**Aim of the exercise:** Copy every line of the material below word for word.

**Material for this task:**
==============================

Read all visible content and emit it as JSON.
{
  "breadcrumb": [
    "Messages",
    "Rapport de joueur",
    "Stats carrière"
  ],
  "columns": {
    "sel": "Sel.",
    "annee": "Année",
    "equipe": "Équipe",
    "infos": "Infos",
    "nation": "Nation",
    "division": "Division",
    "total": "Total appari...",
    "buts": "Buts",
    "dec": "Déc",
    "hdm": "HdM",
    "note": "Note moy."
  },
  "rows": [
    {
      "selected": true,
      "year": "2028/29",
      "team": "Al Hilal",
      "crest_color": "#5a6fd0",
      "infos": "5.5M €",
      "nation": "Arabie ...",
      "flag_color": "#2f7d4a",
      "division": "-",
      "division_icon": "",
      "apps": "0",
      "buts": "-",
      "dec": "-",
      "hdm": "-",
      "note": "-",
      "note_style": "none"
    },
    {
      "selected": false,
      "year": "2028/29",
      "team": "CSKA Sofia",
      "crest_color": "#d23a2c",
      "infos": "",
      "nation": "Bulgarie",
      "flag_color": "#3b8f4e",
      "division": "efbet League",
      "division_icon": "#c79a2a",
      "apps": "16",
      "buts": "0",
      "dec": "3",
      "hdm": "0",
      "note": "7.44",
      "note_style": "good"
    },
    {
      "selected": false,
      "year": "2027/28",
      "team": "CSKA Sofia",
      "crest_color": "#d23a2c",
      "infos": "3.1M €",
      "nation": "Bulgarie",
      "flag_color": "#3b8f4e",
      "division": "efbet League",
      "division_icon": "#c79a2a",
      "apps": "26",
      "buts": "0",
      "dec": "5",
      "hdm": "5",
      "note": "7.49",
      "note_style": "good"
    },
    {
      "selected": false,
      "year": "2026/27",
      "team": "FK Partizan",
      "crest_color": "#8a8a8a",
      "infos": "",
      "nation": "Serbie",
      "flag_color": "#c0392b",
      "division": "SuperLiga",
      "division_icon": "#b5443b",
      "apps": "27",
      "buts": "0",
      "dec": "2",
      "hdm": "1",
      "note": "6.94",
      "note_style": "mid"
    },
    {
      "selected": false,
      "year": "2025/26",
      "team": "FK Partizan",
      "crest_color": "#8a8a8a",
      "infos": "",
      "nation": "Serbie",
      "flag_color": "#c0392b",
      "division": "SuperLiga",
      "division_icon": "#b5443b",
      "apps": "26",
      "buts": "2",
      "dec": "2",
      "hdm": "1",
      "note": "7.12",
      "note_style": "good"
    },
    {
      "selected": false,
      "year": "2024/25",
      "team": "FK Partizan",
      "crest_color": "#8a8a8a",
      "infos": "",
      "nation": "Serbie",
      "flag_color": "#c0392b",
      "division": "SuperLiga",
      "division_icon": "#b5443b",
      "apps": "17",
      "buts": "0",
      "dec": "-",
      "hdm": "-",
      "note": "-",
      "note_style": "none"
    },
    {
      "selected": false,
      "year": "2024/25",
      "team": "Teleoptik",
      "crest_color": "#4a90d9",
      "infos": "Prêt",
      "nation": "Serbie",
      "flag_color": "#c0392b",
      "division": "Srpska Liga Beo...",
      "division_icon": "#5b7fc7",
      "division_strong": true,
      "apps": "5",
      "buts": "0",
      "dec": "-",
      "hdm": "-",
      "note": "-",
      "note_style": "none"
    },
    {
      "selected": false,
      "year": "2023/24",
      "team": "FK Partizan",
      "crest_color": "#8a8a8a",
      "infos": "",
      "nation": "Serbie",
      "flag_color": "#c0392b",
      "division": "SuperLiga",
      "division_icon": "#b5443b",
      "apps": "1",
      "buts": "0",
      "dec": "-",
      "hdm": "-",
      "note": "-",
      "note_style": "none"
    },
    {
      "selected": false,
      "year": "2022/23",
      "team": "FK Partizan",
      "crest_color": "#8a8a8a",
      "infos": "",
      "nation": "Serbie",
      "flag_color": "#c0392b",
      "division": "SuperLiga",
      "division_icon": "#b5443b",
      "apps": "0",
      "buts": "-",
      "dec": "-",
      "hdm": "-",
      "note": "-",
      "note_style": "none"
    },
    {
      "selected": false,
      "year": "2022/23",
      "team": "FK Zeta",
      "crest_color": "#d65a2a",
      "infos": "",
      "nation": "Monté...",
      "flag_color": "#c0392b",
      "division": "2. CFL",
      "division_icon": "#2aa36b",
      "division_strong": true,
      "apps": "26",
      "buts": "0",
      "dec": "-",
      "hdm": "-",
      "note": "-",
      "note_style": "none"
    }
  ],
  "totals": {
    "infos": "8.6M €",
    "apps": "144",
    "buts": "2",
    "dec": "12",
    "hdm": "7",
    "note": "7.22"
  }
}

==============================

**Solution:**
Read all visible content and emit it as JSON.
{
  "breadcrumb": [
    "Messages",
    "Rapport de joueur",
    "Stats carrière"
  ],
  "columns": {
    "sel": "Sel.",
    "annee": "Année",
    "equipe": "Équipe",
    "infos": "Infos",
    "nation": "Nation",
    "division": "Division",
    "total": "Total appari...",
    "buts": "Buts",
    "dec": "Déc",
    "hdm": "HdM",
    "note": "Note moy."
  },
  "rows": [
    {
      "selected": true,
      "year": "2028/29",
      "team": "Al Hilal",
      "crest_color": "#5a6fd0",
      "infos": "5.5M €",
      "nation": "Arabie ...",
      "flag_color": "#2f7d4a",
      "division": "-",
      "division_icon": "",
      "apps": "0",
      "buts": "-",
      "dec": "-",
      "hdm": "-",
      "note": "-",
      "note_style": "none"
    },
    {
      "selected": false,
      "year": "2028/29",
      "team": "CSKA Sofia",
      "crest_color": "#d23a2c",
      "infos": "",
      "nation": "Bulgarie",
      "flag_color": "#3b8f4e",
      "division": "efbet League",
      "division_icon": "#c79a2a",
      "apps": "16",
      "buts": "0",
      "dec": "3",
      "hdm": "0",
      "note": "7.44",
      "note_style": "good"
    },
    {
      "selected": false,
      "year": "2027/28",
      "team": "CSKA Sofia",
      "crest_color": "#d23a2c",
      "infos": "3.1M €",
      "nation": "Bulgarie",
      "flag_color": "#3b8f4e",
      "division": "efbet League",
      "division_icon": "#c79a2a",
      "apps": "26",
      "buts": "0",
      "dec": "5",
      "hdm": "5",
      "note": "7.49",
      "note_style": "good"
    },
    {
      "selected": false,
      "year": "2026/27",
      "team": "FK Partizan",
      "crest_color": "#8a8a8a",
      "infos": "",
      "nation": "Serbie",
      "flag_color": "#c0392b",
      "division": "SuperLiga",
      "division_icon": "#b5443b",
      "apps": "27",
      "buts": "0",
      "dec": "2",
      "hdm": "1",
      "note": "6.94",
      "note_style": "mid"
    },
    {
      "selected": false,
      "year": "2025/26",
      "team": "FK Partizan",
      "crest_color": "#8a8a8a",
      "infos": "",
      "nation": "Serbie",
      "flag_color": "#c0392b",
      "division": "SuperLiga",
      "division_icon": "#b5443b",
      "apps": "26",
      "buts": "2",
      "dec": "2",
      "hdm": "1",
      "note": "7.12",
      "note_style": "good"
    },
    {
      "selected": false,
      "year": "2024/25",
      "team": "FK Partizan",
      "crest_color": "#8a8a8a",
      "infos": "",
      "nation": "Serbie",
      "flag_color": "#c0392b",
      "division": "SuperLiga",
      "division_icon": "#b5443b",
      "apps": "17",
      "buts": "0",
      "dec": "-",
      "hdm": "-",
      "note": "-",
      "note_style": "none"
    },
    {
      "selected": false,
      "year": "2024/25",
      "team": "Teleoptik",
      "crest_color": "#4a90d9",
      "infos": "Prêt",
      "nation": "Serbie",
      "flag_color": "#c0392b",
      "division": "Srpska Liga Beo...",
      "division_icon": "#5b7fc7",
      "division_strong": true,
      "apps": "5",
      "buts": "0",
      "dec": "-",
      "hdm": "-",
      "note": "-",
      "note_style": "none"
    },
    {
      "selected": false,
      "year": "2023/24",
      "team": "FK Partizan",
      "crest_color": "#8a8a8a",
      "infos": "",
      "nation": "Serbie",
      "flag_color": "#c0392b",
      "division": "SuperLiga",
      "division_icon": "#b5443b",
      "apps": "1",
      "buts": "0",
      "dec": "-",
      "hdm": "-",
      "note": "-",
      "note_style": "none"
    },
    {
      "selected": false,
      "year": "2022/23",
      "team": "FK Partizan",
      "crest_color": "#8a8a8a",
      "infos": "",
      "nation": "Serbie",
      "flag_color": "#c0392b",
      "division": "SuperLiga",
      "division_icon": "#b5443b",
      "apps": "0",
      "buts": "-",
      "dec": "-",
      "hdm": "-",
      "note": "-",
      "note_style": "none"
    },
    {
      "selected": false,
      "year": "2022/23",
      "team": "FK Zeta",
      "crest_color": "#d65a2a",
      "infos": "",
      "nation": "Monté...",
      "flag_color": "#c0392b",
      "division": "2. CFL",
      "division_icon": "#2aa36b",
      "division_strong": true,
      "apps": "26",
      "buts": "0",
      "dec": "-",
      "hdm": "-",
      "note": "-",
      "note_style": "none"
    }
  ],
  "totals": {
    "infos": "8.6M €",
    "apps": "144",
    "buts": "2",
    "dec": "12",
    "hdm": "7",
    "note": "7.22"
  }
}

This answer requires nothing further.